## begin RECORDS FOR THE TASK
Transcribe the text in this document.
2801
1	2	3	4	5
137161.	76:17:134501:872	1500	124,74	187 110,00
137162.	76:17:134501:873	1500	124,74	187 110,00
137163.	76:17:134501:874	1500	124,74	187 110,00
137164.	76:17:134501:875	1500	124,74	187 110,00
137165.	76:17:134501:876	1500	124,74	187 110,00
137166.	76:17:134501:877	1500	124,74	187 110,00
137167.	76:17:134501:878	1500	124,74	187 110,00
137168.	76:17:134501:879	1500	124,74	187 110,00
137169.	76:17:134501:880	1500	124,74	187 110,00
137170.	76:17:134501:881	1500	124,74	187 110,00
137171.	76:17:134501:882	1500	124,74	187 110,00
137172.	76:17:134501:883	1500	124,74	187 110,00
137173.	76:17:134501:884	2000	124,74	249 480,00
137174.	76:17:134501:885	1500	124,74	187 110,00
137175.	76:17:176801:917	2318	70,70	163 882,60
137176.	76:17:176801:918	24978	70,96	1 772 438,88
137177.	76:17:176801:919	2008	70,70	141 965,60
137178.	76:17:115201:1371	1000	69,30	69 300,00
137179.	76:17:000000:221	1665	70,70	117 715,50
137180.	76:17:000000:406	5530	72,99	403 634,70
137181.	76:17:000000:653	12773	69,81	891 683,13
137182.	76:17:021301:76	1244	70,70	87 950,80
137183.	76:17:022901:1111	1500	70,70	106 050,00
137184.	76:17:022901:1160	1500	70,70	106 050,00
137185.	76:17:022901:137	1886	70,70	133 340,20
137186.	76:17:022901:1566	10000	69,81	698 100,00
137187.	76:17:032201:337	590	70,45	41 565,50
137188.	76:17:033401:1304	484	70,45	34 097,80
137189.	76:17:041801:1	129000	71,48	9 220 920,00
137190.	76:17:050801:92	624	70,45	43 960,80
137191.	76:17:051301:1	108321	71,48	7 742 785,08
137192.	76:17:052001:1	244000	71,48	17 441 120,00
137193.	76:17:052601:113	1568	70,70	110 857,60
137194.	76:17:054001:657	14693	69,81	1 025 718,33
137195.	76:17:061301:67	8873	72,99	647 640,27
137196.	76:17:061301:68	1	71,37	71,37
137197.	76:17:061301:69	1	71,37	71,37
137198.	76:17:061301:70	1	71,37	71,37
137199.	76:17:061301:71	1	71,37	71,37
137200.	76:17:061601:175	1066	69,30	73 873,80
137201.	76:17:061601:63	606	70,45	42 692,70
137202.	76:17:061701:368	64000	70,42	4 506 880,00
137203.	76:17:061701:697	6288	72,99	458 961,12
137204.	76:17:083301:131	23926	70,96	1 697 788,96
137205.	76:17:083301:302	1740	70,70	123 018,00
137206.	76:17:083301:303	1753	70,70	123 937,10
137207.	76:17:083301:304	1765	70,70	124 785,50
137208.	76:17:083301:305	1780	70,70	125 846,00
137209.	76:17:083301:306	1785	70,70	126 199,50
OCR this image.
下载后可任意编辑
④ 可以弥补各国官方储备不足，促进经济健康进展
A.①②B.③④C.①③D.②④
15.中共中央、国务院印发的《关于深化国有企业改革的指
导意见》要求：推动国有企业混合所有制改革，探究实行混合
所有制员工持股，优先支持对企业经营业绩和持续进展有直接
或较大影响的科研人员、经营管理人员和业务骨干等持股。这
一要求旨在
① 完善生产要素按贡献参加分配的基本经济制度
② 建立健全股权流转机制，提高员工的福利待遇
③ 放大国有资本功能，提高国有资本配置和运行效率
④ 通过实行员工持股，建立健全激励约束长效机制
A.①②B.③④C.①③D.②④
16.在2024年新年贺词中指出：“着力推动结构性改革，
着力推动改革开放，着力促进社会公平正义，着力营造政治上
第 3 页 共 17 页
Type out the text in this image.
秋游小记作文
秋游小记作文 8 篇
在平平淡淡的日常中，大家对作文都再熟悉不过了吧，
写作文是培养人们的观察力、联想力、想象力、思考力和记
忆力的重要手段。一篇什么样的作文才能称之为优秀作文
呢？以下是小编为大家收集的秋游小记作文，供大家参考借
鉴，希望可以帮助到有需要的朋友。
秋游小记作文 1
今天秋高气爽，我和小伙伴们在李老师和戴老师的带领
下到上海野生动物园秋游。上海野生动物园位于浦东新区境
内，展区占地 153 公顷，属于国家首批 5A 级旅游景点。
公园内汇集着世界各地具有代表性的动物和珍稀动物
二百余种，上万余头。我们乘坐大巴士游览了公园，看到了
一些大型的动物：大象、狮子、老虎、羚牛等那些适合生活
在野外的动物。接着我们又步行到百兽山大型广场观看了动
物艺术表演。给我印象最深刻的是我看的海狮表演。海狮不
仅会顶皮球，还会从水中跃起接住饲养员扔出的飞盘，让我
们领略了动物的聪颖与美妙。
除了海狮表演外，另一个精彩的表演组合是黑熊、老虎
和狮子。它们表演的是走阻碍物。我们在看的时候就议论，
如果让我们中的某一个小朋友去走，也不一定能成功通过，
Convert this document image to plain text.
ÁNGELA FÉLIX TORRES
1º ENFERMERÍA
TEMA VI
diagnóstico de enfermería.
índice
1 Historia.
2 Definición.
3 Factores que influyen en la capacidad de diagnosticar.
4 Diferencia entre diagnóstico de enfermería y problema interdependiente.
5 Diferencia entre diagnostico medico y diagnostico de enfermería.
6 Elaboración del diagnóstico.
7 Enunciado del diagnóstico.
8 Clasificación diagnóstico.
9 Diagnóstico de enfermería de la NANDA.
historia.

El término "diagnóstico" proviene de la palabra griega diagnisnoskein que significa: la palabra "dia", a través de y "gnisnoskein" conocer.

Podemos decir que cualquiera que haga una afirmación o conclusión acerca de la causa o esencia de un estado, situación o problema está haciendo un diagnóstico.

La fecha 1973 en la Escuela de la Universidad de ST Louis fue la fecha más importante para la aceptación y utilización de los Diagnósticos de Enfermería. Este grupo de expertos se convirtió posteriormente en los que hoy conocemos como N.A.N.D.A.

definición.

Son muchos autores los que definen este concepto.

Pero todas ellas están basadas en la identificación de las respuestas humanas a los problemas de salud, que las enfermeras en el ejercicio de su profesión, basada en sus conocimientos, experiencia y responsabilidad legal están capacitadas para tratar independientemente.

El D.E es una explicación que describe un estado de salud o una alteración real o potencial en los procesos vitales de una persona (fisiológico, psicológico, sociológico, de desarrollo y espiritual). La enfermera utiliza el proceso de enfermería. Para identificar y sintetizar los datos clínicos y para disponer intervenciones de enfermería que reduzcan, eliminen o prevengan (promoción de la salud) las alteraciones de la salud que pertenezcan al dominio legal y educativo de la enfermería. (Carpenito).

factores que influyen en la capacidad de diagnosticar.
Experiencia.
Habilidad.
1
## end RECORDS FOR THE TASK
> EXERCISE DETAILS:
Show the lines where the word "document" appears in the entries.

> COMPLETED TASK:
Transcribe the text in this document.
Convert this document image to plain text.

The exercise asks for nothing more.